### Short task
Below are the records; copy each line in them that holds the word "الوسطى".

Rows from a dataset
===============

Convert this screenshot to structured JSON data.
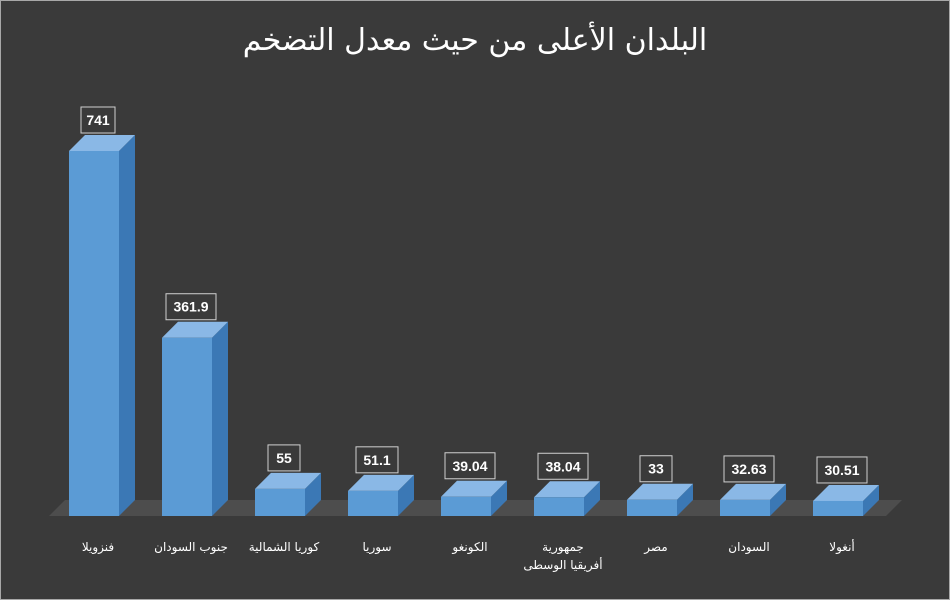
{
  "chart_data": {
    "type": "bar",
    "title": "البلدان الأعلى من حيث معدل التضخم",
    "xlabel": "",
    "ylabel": "",
    "categories": [
      "فنزويلا",
      "جنوب السودان",
      "كوريا الشمالية",
      "سوريا",
      "الكونغو",
      "جمهورية أفريقيا الوسطى",
      "مصر",
      "السودان",
      "أنغولا"
    ],
    "category_lines": [
      [
        "فنزويلا"
      ],
      [
        "جنوب السودان"
      ],
      [
        "كوريا الشمالية"
      ],
      [
        "سوريا"
      ],
      [
        "الكونغو"
      ],
      [
        "جمهورية",
        "أفريقيا الوسطى"
      ],
      [
        "مصر"
      ],
      [
        "السودان"
      ],
      [
        "أنغولا"
      ]
    ],
    "values": [
      741,
      361.9,
      55,
      51.1,
      39.04,
      38.04,
      33,
      32.63,
      30.51
    ],
    "value_labels": [
      "741",
      "361.9",
      "55",
      "51.1",
      "39.04",
      "38.04",
      "33",
      "32.63",
      "30.51"
    ],
    "ylim": [
      0,
      800
    ],
    "grid": false,
    "legend": "none",
    "colors": {
      "background": "#3a3a3a",
      "bar_front": "#5b9bd5",
      "bar_side": "#3b78b5",
      "bar_top": "#8ab8e6",
      "floor": "#4d4d4d",
      "text": "#ffffff"
    }
  }
}
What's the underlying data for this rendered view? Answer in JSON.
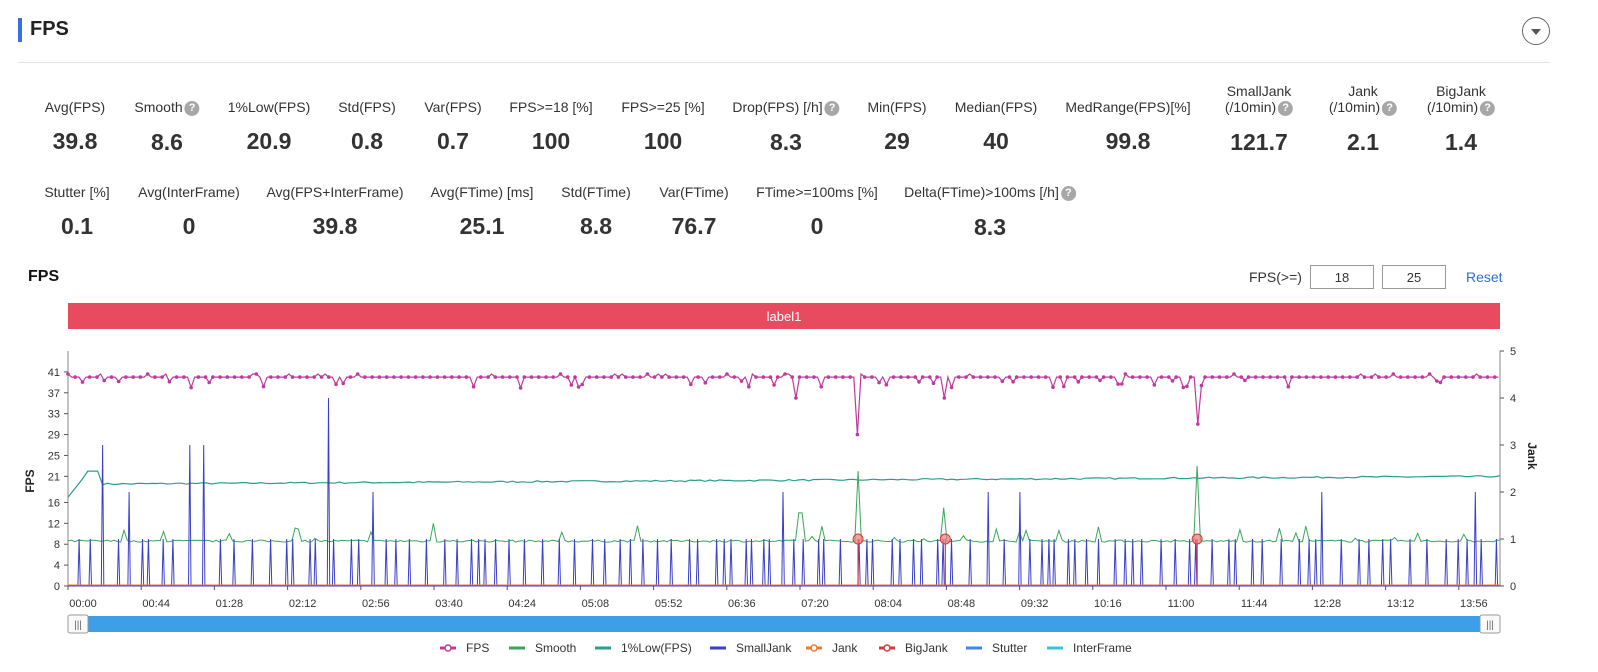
{
  "header": {
    "title": "FPS"
  },
  "metrics_row1": [
    {
      "label": "Avg(FPS)",
      "value": "39.8",
      "help": false,
      "cx": 75
    },
    {
      "label": "Smooth",
      "value": "8.6",
      "help": true,
      "cx": 167
    },
    {
      "label": "1%Low(FPS)",
      "value": "20.9",
      "help": false,
      "cx": 269
    },
    {
      "label": "Std(FPS)",
      "value": "0.8",
      "help": false,
      "cx": 367
    },
    {
      "label": "Var(FPS)",
      "value": "0.7",
      "help": false,
      "cx": 453
    },
    {
      "label": "FPS>=18 [%]",
      "value": "100",
      "help": false,
      "cx": 551
    },
    {
      "label": "FPS>=25 [%]",
      "value": "100",
      "help": false,
      "cx": 663
    },
    {
      "label": "Drop(FPS) [/h]",
      "value": "8.3",
      "help": true,
      "cx": 786
    },
    {
      "label": "Min(FPS)",
      "value": "29",
      "help": false,
      "cx": 897
    },
    {
      "label": "Median(FPS)",
      "value": "40",
      "help": false,
      "cx": 996
    },
    {
      "label": "MedRange(FPS)[%]",
      "value": "99.8",
      "help": false,
      "cx": 1128
    },
    {
      "label": "SmallJank\n(/10min)",
      "value": "121.7",
      "help": true,
      "cx": 1259
    },
    {
      "label": "Jank\n(/10min)",
      "value": "2.1",
      "help": true,
      "cx": 1363
    },
    {
      "label": "BigJank\n(/10min)",
      "value": "1.4",
      "help": true,
      "cx": 1461
    }
  ],
  "metrics_row2": [
    {
      "label": "Stutter [%]",
      "value": "0.1",
      "help": false,
      "cx": 77
    },
    {
      "label": "Avg(InterFrame)",
      "value": "0",
      "help": false,
      "cx": 189
    },
    {
      "label": "Avg(FPS+InterFrame)",
      "value": "39.8",
      "help": false,
      "cx": 335
    },
    {
      "label": "Avg(FTime) [ms]",
      "value": "25.1",
      "help": false,
      "cx": 482
    },
    {
      "label": "Std(FTime)",
      "value": "8.8",
      "help": false,
      "cx": 596
    },
    {
      "label": "Var(FTime)",
      "value": "76.7",
      "help": false,
      "cx": 694
    },
    {
      "label": "FTime>=100ms [%]",
      "value": "0",
      "help": false,
      "cx": 817
    },
    {
      "label": "Delta(FTime)>100ms [/h]",
      "value": "8.3",
      "help": true,
      "cx": 990
    }
  ],
  "chart_title": "FPS",
  "threshold": {
    "label": "FPS(>=)",
    "low": "18",
    "high": "25",
    "reset": "Reset"
  },
  "colors": {
    "accent": "#3b6ee0",
    "label_band": "#e84a5f",
    "slider": "#3d9fe6"
  },
  "chart_data": {
    "type": "line",
    "band_label": "label1",
    "x_ticks": [
      "00:00",
      "00:44",
      "01:28",
      "02:12",
      "02:56",
      "03:40",
      "04:24",
      "05:08",
      "05:52",
      "06:36",
      "07:20",
      "08:04",
      "08:48",
      "09:32",
      "10:16",
      "11:00",
      "11:44",
      "12:28",
      "13:12",
      "13:56"
    ],
    "x_range_seconds": [
      0,
      870
    ],
    "y_left": {
      "label": "FPS",
      "ticks": [
        0,
        4,
        8,
        12,
        16,
        21,
        25,
        29,
        33,
        37,
        41
      ],
      "range": [
        0,
        45
      ]
    },
    "y_right": {
      "label": "Jank",
      "ticks": [
        0,
        1,
        2,
        3,
        4,
        5
      ],
      "range": [
        0,
        5
      ]
    },
    "series": [
      {
        "name": "FPS",
        "color": "#c0399f",
        "marker": true,
        "baseline": 40,
        "dips": [
          [
            480,
            29
          ],
          [
            533,
            36
          ],
          [
            686,
            31
          ],
          [
            442,
            36
          ],
          [
            74,
            38
          ]
        ]
      },
      {
        "name": "Smooth",
        "color": "#3aa55a",
        "baseline": 8.6,
        "spikes": [
          [
            480,
            22
          ],
          [
            686,
            23
          ],
          [
            445,
            14
          ],
          [
            532,
            15
          ],
          [
            222,
            12
          ]
        ]
      },
      {
        "name": "1%Low(FPS)",
        "color": "#2a9d8f",
        "start": 17,
        "end": 21
      },
      {
        "name": "SmallJank",
        "color": "#3b3fc8",
        "pulse_level": 1,
        "tall_spikes": [
          [
            20,
            3
          ],
          [
            84,
            3
          ],
          [
            156,
            4
          ],
          [
            38,
            2
          ],
          [
            75,
            3
          ]
        ]
      },
      {
        "name": "Jank",
        "color": "#f07a2a"
      },
      {
        "name": "BigJank",
        "color": "#d63a3a",
        "markers": [
          480,
          533,
          686
        ]
      },
      {
        "name": "Stutter",
        "color": "#3b8be0"
      },
      {
        "name": "InterFrame",
        "color": "#3ac2d6"
      }
    ]
  },
  "legend": [
    "FPS",
    "Smooth",
    "1%Low(FPS)",
    "SmallJank",
    "Jank",
    "BigJank",
    "Stutter",
    "InterFrame"
  ]
}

===============

### Output for this exercise
      "جمهورية أفريقيا الوسطى",
        "أفريقيا الوسطى"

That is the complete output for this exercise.